▶ Task to complete
From the entries that follow, pick out all lines holding "Visoka".

▶ Extracts from a graphics dataset
start
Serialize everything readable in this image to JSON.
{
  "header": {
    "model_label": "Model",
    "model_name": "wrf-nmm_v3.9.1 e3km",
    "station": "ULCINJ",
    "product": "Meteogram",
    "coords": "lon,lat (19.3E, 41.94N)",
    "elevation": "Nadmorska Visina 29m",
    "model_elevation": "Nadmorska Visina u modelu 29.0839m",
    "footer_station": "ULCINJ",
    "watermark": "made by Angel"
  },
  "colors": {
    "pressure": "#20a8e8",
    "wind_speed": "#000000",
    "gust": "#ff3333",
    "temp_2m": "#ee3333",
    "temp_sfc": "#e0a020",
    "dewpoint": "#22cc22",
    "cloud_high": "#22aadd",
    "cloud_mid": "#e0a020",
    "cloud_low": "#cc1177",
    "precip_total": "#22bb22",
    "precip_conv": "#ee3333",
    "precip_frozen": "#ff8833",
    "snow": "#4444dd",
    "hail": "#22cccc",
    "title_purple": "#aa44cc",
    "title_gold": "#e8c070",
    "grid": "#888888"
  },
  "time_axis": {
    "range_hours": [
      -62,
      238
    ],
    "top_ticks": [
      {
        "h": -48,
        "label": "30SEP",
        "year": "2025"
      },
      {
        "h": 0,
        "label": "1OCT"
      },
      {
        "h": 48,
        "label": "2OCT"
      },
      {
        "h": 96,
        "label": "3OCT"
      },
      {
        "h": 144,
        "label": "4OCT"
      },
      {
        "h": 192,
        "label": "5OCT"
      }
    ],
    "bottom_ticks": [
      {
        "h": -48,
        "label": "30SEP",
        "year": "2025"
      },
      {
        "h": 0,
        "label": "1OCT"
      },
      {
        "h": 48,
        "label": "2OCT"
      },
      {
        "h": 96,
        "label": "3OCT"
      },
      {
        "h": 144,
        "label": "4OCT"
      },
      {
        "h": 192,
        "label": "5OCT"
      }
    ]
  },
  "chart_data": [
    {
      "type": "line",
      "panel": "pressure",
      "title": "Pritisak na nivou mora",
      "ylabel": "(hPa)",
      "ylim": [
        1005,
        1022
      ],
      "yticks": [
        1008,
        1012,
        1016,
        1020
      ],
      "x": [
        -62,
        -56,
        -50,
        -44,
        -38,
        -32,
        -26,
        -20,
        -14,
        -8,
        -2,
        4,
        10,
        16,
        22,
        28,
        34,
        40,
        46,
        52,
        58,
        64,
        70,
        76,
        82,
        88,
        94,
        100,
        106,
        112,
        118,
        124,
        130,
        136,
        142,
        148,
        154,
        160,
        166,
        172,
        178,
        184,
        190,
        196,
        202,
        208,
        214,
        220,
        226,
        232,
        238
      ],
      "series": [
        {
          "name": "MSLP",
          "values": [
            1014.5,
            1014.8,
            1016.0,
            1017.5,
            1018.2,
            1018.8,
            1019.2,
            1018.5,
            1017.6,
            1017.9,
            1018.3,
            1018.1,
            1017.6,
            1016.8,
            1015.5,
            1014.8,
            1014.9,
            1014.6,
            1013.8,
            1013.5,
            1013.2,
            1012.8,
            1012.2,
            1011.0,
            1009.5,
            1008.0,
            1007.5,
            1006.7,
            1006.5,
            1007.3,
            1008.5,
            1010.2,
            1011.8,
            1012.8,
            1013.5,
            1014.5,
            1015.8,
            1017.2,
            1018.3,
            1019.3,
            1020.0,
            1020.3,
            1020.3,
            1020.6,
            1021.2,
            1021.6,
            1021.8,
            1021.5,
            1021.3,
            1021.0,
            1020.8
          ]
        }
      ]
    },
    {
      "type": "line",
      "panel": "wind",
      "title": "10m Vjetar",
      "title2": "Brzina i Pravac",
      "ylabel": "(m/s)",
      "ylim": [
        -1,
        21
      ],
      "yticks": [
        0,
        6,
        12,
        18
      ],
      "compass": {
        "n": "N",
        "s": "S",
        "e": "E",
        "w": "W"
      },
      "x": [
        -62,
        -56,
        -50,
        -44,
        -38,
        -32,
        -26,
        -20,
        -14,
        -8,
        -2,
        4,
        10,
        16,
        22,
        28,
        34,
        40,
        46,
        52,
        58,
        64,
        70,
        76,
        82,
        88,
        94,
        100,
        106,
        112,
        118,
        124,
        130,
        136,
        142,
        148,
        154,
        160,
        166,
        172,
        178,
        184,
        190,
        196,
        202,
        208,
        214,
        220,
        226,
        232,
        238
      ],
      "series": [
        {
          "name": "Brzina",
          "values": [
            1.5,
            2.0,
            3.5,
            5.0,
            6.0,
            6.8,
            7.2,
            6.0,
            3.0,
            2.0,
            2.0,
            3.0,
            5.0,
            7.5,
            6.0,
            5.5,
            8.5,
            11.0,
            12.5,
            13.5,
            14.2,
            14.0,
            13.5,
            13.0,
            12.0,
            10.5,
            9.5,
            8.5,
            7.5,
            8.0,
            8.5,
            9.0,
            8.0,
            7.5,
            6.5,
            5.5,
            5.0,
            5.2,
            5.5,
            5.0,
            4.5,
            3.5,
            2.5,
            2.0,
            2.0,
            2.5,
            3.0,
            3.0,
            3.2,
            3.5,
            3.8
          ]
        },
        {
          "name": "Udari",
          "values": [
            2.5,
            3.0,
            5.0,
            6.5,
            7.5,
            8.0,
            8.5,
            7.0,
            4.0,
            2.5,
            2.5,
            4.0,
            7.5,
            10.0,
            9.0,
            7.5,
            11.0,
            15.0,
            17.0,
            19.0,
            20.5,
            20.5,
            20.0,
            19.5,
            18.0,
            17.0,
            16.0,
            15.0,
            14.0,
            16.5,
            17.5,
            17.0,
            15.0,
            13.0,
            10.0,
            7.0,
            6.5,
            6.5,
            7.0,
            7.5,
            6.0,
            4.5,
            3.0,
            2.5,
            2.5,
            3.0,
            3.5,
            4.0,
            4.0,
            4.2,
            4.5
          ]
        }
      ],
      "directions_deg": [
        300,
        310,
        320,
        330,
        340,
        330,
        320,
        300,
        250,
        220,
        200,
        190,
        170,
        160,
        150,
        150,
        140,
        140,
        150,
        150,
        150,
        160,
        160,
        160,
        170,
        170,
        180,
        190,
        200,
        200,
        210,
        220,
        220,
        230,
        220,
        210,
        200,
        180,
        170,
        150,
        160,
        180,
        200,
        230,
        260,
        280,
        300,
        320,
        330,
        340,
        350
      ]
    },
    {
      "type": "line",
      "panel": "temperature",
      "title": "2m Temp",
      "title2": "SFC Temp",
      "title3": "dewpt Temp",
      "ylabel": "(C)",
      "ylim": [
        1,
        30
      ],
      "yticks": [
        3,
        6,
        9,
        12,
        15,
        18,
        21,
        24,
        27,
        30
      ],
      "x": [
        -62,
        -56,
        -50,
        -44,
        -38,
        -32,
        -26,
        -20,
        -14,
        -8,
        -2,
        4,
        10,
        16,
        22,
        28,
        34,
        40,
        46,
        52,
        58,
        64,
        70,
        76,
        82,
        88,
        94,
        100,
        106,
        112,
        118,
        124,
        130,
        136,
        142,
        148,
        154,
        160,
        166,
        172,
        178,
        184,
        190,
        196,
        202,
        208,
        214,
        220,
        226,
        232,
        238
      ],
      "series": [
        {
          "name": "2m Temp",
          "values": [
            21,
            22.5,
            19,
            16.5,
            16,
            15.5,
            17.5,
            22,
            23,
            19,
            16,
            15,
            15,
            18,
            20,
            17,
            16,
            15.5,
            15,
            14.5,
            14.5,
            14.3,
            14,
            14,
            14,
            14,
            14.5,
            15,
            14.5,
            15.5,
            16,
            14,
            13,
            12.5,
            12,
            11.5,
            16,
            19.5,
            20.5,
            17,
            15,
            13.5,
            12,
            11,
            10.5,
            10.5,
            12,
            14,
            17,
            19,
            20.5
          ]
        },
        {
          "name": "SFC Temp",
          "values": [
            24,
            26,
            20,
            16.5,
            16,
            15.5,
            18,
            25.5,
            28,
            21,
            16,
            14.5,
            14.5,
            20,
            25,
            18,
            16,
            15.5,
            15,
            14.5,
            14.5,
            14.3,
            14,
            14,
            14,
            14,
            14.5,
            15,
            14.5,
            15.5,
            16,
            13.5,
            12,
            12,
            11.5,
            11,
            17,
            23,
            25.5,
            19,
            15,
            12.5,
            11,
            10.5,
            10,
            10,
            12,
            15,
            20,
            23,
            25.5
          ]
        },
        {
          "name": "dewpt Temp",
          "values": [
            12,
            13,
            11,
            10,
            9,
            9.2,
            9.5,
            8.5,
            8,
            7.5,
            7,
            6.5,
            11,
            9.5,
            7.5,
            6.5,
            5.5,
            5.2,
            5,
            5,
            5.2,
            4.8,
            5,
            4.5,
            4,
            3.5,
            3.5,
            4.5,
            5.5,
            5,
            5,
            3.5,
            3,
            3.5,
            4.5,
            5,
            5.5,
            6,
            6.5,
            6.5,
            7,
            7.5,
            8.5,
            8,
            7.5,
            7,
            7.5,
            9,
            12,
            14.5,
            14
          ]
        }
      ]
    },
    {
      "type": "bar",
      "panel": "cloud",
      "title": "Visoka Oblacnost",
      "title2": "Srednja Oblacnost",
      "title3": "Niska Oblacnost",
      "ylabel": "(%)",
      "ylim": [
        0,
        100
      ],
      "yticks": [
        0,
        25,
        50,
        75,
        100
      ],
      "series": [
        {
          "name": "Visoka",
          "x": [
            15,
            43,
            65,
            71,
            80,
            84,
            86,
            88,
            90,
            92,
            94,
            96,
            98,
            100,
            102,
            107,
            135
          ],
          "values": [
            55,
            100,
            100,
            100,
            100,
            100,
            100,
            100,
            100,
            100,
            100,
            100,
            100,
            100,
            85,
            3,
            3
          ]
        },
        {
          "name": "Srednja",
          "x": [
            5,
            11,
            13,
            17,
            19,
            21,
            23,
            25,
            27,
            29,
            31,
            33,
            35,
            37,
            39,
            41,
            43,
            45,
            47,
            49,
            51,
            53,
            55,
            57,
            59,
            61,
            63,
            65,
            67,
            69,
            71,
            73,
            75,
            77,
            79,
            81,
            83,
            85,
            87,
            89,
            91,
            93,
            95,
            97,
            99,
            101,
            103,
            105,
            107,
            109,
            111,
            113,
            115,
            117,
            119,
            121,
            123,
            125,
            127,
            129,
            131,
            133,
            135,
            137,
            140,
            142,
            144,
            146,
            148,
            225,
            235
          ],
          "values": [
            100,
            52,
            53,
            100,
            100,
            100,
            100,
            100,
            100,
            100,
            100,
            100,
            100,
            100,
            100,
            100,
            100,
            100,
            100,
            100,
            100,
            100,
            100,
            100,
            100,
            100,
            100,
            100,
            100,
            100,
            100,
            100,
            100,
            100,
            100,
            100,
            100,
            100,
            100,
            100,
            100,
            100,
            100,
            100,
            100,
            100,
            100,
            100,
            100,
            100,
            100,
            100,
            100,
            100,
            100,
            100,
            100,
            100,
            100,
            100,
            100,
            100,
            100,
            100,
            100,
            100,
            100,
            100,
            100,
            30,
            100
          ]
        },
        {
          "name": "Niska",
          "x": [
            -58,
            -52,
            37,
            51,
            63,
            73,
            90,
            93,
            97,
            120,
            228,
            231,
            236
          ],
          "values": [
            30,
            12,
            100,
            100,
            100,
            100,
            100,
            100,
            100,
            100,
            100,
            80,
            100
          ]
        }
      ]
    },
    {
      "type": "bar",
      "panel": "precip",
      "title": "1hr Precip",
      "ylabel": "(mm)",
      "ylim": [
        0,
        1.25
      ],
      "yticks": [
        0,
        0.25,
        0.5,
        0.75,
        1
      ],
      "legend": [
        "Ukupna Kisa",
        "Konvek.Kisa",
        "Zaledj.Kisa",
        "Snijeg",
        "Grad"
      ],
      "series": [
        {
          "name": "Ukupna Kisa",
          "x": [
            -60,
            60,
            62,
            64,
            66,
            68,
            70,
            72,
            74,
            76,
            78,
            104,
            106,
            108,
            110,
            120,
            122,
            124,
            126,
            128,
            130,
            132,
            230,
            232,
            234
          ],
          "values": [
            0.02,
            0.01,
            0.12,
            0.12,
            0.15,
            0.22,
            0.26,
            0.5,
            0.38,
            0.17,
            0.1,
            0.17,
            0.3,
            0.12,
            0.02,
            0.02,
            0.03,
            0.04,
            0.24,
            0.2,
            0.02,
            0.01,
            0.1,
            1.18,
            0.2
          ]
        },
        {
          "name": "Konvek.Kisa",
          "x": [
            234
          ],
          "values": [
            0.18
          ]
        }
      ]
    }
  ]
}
end
▶ Full solution
      "title": "Visoka Oblacnost",
          "name": "Visoka",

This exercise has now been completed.